What is required: Repeat the listing exactly as given, omitting every image.

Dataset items
▼

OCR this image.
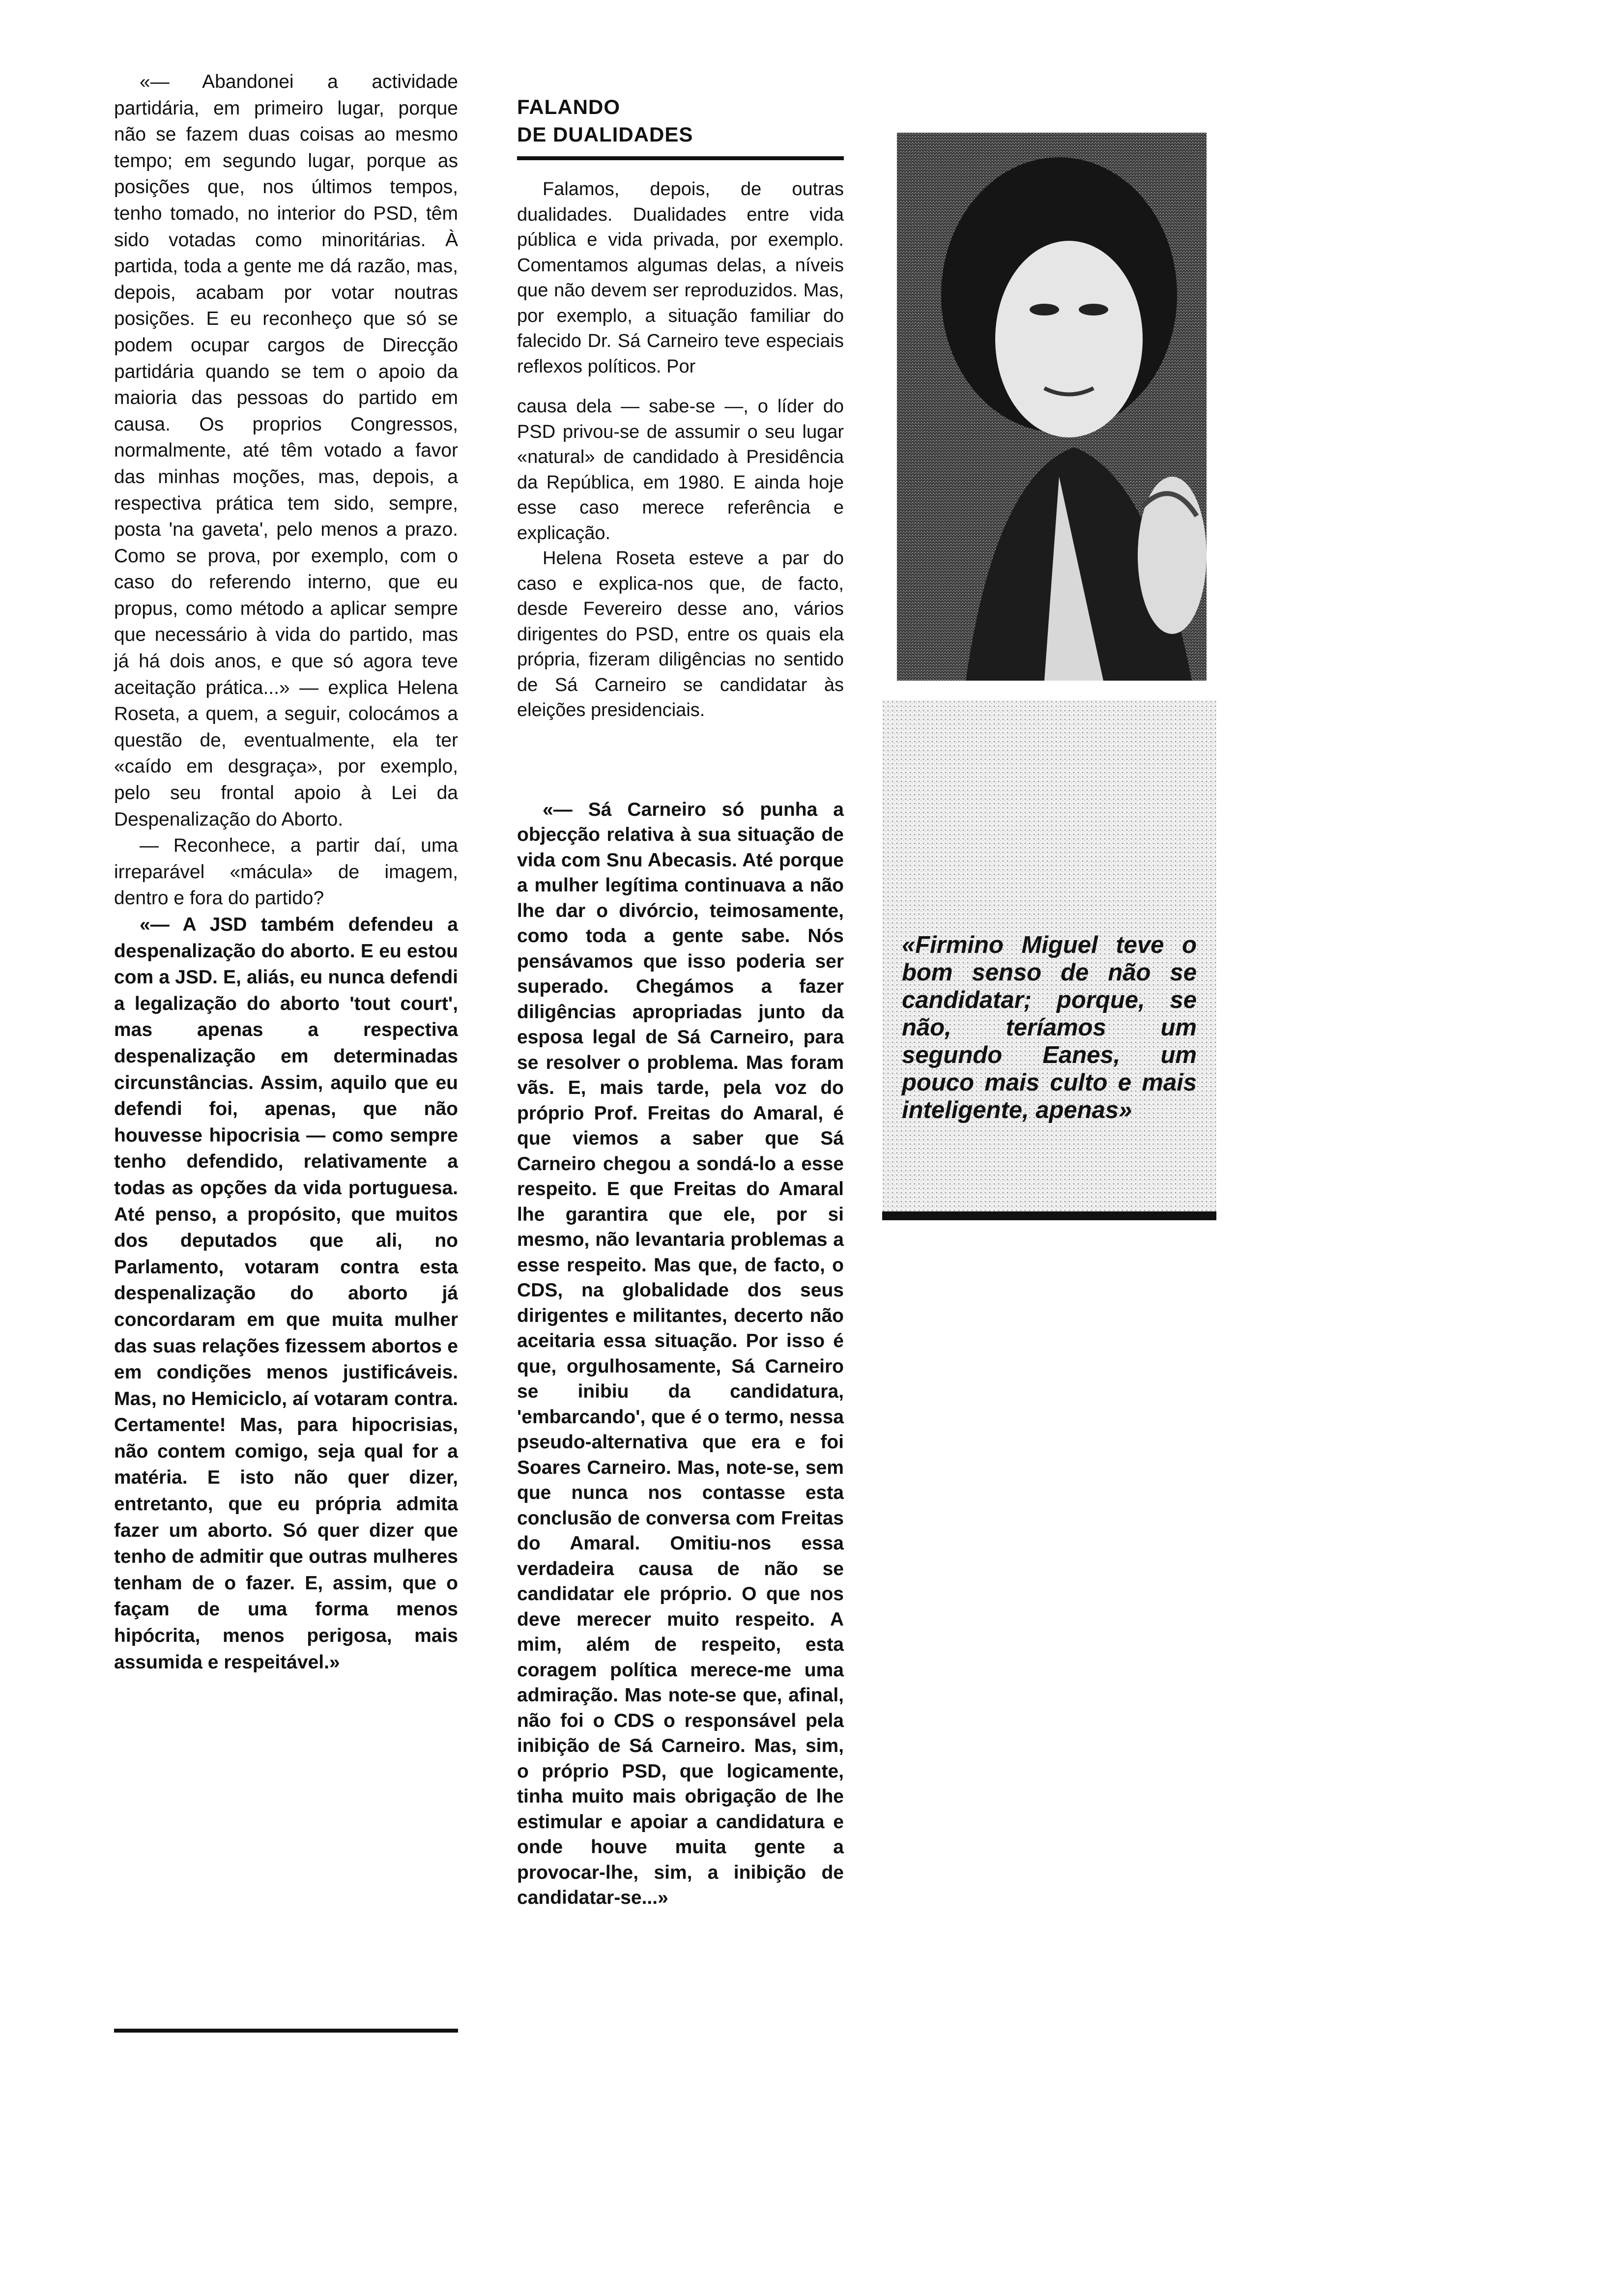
«— Abandonei a actividade partidária, em primeiro lugar, porque não se fazem duas coisas ao mesmo tempo; em segundo lugar, porque as posições que, nos últimos tempos, tenho tomado, no interior do PSD, têm sido votadas como minoritárias. À partida, toda a gente me dá razão, mas, depois, acabam por votar noutras posições. E eu reconheço que só se podem ocupar cargos de Direcção partidária quando se tem o apoio da maioria das pessoas do partido em causa. Os proprios Congressos, normalmente, até têm votado a favor das minhas moções, mas, depois, a respectiva prática tem sido, sempre, posta 'na gaveta', pelo menos a prazo. Como se prova, por exemplo, com o caso do referendo interno, que eu propus, como método a aplicar sempre que necessário à vida do partido, mas já há dois anos, e que só agora teve aceitação prática...» — explica Helena Roseta, a quem, a seguir, colocámos a questão de, eventualmente, ela ter «caído em desgraça», por exemplo, pelo seu frontal apoio à Lei da Despenalização do Aborto.

— Reconhece, a partir daí, uma irreparável «mácula» de imagem, dentro e fora do partido?

«— A JSD também defendeu a despenalização do aborto. E eu estou com a JSD. E, aliás, eu nunca defendi a legalização do aborto 'tout court', mas apenas a respectiva despenalização em determinadas circunstâncias. Assim, aquilo que eu defendi foi, apenas, que não houvesse hipocrisia — como sempre tenho defendido, relativamente a todas as opções da vida portuguesa. Até penso, a propósito, que muitos dos deputados que ali, no Parlamento, votaram contra esta despenalização do aborto já concordaram em que muita mulher das suas relações fizessem abortos e em condições menos justificáveis. Mas, no Hemiciclo, aí votaram contra. Certamente! Mas, para hipocrisias, não contem comigo, seja qual for a matéria. E isto não quer dizer, entretanto, que eu própria admita fazer um aborto. Só quer dizer que tenho de admitir que outras mulheres tenham de o fazer. E, assim, que o façam de uma forma menos hipócrita, menos perigosa, mais assumida e respeitável.»

FALANDO
DE DUALIDADES

Falamos, depois, de outras dualidades. Dualidades entre vida pública e vida privada, por exemplo. Comentamos algumas delas, a níveis que não devem ser reproduzidos. Mas, por exemplo, a situação familiar do falecido Dr. Sá Carneiro teve especiais reflexos políticos. Por

causa dela — sabe-se —, o líder do PSD privou-se de assumir o seu lugar «natural» de candidado à Presidência da República, em 1980. E ainda hoje esse caso merece referência e explicação.

Helena Roseta esteve a par do caso e explica-nos que, de facto, desde Fevereiro desse ano, vários dirigentes do PSD, entre os quais ela própria, fizeram diligências no sentido de Sá Carneiro se candidatar às eleições presidenciais.

«— Sá Carneiro só punha a objecção relativa à sua situação de vida com Snu Abecasis. Até porque a mulher legítima continuava a não lhe dar o divórcio, teimosamente, como toda a gente sabe. Nós pensávamos que isso poderia ser superado. Chegámos a fazer diligências apropriadas junto da esposa legal de Sá Carneiro, para se resolver o problema. Mas foram vãs. E, mais tarde, pela voz do próprio Prof. Freitas do Amaral, é que viemos a saber que Sá Carneiro chegou a sondá-lo a esse respeito. E que Freitas do Amaral lhe garantira que ele, por si mesmo, não levantaria problemas a esse respeito. Mas que, de facto, o CDS, na globalidade dos seus dirigentes e militantes, decerto não aceitaria essa situação. Por isso é que, orgulhosamente, Sá Carneiro se inibiu da candidatura, 'embarcando', que é o termo, nessa pseudo-alternativa que era e foi Soares Carneiro. Mas, note-se, sem que nunca nos contasse esta conclusão de conversa com Freitas do Amaral. Omitiu-nos essa verdadeira causa de não se candidatar ele próprio. O que nos deve merecer muito respeito. A mim, além de respeito, esta coragem política merece-me uma admiração. Mas note-se que, afinal, não foi o CDS o responsável pela inibição de Sá Carneiro. Mas, sim, o próprio PSD, que logicamente, tinha muito mais obrigação de lhe estimular e apoiar a candidatura e onde houve muita gente a provocar-lhe, sim, a inibição de candidatar-se...»

«Firmino Miguel teve o bom senso de não se candidatar; porque, se não, teríamos um segundo Eanes, um pouco mais culto e mais inteligente, apenas»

▲

Finished exercise:
OCR this image.
«— Abandonei a actividade partidária, em primeiro lugar, porque não se fazem duas coisas ao mesmo tempo; em segundo lugar, porque as posições que, nos últimos tempos, tenho tomado, no interior do PSD, têm sido votadas como minoritárias. À partida, toda a gente me dá razão, mas, depois, acabam por votar noutras posições. E eu reconheço que só se podem ocupar cargos de Direcção partidária quando se tem o apoio da maioria das pessoas do partido em causa. Os proprios Congressos, normalmente, até têm votado a favor das minhas moções, mas, depois, a respectiva prática tem sido, sempre, posta 'na gaveta', pelo menos a prazo. Como se prova, por exemplo, com o caso do referendo interno, que eu propus, como método a aplicar sempre que necessário à vida do partido, mas já há dois anos, e que só agora teve aceitação prática...» — explica Helena Roseta, a quem, a seguir, colocámos a questão de, eventualmente, ela ter «caído em desgraça», por exemplo, pelo seu frontal apoio à Lei da Despenalização do Aborto.

— Reconhece, a partir daí, uma irreparável «mácula» de imagem, dentro e fora do partido?

«— A JSD também defendeu a despenalização do aborto. E eu estou com a JSD. E, aliás, eu nunca defendi a legalização do aborto 'tout court', mas apenas a respectiva despenalização em determinadas circunstâncias. Assim, aquilo que eu defendi foi, apenas, que não houvesse hipocrisia — como sempre tenho defendido, relativamente a todas as opções da vida portuguesa. Até penso, a propósito, que muitos dos deputados que ali, no Parlamento, votaram contra esta despenalização do aborto já concordaram em que muita mulher das suas relações fizessem abortos e em condições menos justificáveis. Mas, no Hemiciclo, aí votaram contra. Certamente! Mas, para hipocrisias, não contem comigo, seja qual for a matéria. E isto não quer dizer, entretanto, que eu própria admita fazer um aborto. Só quer dizer que tenho de admitir que outras mulheres tenham de o fazer. E, assim, que o façam de uma forma menos hipócrita, menos perigosa, mais assumida e respeitável.»

FALANDO
DE DUALIDADES

Falamos, depois, de outras dualidades. Dualidades entre vida pública e vida privada, por exemplo. Comentamos algumas delas, a níveis que não devem ser reproduzidos. Mas, por exemplo, a situação familiar do falecido Dr. Sá Carneiro teve especiais reflexos políticos. Por

causa dela — sabe-se —, o líder do PSD privou-se de assumir o seu lugar «natural» de candidado à Presidência da República, em 1980. E ainda hoje esse caso merece referência e explicação.

Helena Roseta esteve a par do caso e explica-nos que, de facto, desde Fevereiro desse ano, vários dirigentes do PSD, entre os quais ela própria, fizeram diligências no sentido de Sá Carneiro se candidatar às eleições presidenciais.

«— Sá Carneiro só punha a objecção relativa à sua situação de vida com Snu Abecasis. Até porque a mulher legítima continuava a não lhe dar o divórcio, teimosamente, como toda a gente sabe. Nós pensávamos que isso poderia ser superado. Chegámos a fazer diligências apropriadas junto da esposa legal de Sá Carneiro, para se resolver o problema. Mas foram vãs. E, mais tarde, pela voz do próprio Prof. Freitas do Amaral, é que viemos a saber que Sá Carneiro chegou a sondá-lo a esse respeito. E que Freitas do Amaral lhe garantira que ele, por si mesmo, não levantaria problemas a esse respeito. Mas que, de facto, o CDS, na globalidade dos seus dirigentes e militantes, decerto não aceitaria essa situação. Por isso é que, orgulhosamente, Sá Carneiro se inibiu da candidatura, 'embarcando', que é o termo, nessa pseudo-alternativa que era e foi Soares Carneiro. Mas, note-se, sem que nunca nos contasse esta conclusão de conversa com Freitas do Amaral. Omitiu-nos essa verdadeira causa de não se candidatar ele próprio. O que nos deve merecer muito respeito. A mim, além de respeito, esta coragem política merece-me uma admiração. Mas note-se que, afinal, não foi o CDS o responsável pela inibição de Sá Carneiro. Mas, sim, o próprio PSD, que logicamente, tinha muito mais obrigação de lhe estimular e apoiar a candidatura e onde houve muita gente a provocar-lhe, sim, a inibição de candidatar-se...»

«Firmino Miguel teve o bom senso de não se candidatar; porque, se não, teríamos um segundo Eanes, um pouco mais culto e mais inteligente, apenas»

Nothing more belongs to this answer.